## Job
Narrow the data below down to the lines containing "Profit".

## Records to process
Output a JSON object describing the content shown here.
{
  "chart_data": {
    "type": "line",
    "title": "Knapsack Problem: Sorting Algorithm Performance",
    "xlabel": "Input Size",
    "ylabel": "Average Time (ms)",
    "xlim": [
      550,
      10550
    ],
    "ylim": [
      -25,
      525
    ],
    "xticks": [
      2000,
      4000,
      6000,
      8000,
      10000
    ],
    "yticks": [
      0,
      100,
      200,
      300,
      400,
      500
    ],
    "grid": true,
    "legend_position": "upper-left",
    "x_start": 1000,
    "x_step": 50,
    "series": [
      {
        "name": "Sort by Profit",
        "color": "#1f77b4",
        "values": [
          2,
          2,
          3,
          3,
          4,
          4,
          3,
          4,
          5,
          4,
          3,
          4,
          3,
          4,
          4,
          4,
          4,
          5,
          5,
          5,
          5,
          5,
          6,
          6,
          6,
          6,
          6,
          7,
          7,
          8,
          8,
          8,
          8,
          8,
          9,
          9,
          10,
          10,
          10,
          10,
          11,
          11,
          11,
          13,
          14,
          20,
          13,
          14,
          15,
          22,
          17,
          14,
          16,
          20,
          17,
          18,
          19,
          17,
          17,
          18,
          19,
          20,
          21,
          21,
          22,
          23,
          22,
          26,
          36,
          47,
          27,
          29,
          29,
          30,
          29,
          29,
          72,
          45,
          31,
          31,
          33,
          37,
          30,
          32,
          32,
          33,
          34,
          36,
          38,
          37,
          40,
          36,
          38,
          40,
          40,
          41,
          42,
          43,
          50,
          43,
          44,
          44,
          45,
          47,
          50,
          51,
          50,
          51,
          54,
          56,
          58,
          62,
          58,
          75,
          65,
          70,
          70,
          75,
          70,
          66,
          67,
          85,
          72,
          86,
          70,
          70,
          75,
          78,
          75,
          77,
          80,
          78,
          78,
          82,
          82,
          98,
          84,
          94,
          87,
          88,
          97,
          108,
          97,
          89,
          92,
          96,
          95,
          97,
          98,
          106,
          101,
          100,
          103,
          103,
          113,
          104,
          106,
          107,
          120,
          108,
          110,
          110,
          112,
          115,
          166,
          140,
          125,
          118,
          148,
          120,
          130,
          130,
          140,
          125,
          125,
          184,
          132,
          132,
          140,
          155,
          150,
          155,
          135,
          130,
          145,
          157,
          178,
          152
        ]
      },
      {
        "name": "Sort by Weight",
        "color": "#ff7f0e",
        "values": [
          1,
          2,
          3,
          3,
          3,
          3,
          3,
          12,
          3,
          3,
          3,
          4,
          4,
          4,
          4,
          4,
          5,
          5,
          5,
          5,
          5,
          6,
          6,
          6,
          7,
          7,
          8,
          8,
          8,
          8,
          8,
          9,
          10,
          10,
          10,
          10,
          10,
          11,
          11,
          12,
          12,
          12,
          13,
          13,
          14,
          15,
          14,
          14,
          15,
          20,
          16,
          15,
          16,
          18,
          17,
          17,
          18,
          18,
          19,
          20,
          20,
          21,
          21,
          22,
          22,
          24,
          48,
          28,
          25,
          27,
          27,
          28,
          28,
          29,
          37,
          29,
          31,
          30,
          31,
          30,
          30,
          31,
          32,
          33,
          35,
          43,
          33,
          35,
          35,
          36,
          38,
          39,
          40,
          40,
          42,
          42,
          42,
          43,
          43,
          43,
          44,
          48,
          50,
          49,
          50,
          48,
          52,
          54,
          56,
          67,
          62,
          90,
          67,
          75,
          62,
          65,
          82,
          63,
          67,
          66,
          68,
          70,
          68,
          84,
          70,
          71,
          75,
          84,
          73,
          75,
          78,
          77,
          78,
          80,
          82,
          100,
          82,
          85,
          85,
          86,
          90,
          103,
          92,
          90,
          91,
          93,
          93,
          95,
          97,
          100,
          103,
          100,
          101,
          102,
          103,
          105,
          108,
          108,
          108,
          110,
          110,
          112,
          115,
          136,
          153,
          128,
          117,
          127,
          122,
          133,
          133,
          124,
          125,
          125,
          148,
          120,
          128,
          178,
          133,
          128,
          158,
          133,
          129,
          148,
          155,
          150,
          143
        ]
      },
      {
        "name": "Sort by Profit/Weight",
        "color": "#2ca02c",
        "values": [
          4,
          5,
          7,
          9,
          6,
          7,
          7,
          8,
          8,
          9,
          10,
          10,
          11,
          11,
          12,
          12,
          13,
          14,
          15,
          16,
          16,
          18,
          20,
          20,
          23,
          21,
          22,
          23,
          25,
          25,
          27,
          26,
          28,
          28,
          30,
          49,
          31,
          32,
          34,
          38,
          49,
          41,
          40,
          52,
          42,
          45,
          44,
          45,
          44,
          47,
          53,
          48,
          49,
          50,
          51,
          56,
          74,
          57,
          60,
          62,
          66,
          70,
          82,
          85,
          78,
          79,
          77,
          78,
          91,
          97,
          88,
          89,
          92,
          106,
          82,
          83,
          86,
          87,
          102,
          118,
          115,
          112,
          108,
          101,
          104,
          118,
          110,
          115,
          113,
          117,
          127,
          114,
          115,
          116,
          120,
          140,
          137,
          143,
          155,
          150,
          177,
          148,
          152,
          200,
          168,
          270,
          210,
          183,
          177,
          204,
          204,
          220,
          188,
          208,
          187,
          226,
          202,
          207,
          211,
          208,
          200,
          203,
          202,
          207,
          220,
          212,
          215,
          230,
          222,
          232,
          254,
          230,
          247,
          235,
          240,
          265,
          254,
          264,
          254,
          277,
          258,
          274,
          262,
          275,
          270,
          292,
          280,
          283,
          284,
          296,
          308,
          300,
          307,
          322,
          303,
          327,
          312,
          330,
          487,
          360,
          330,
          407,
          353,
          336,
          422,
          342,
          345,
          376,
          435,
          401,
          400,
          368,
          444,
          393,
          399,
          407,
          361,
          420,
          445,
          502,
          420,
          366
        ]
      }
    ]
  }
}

## Answer to this exercise
        "name": "Sort by Profit",
        "name": "Sort by Profit/Weight",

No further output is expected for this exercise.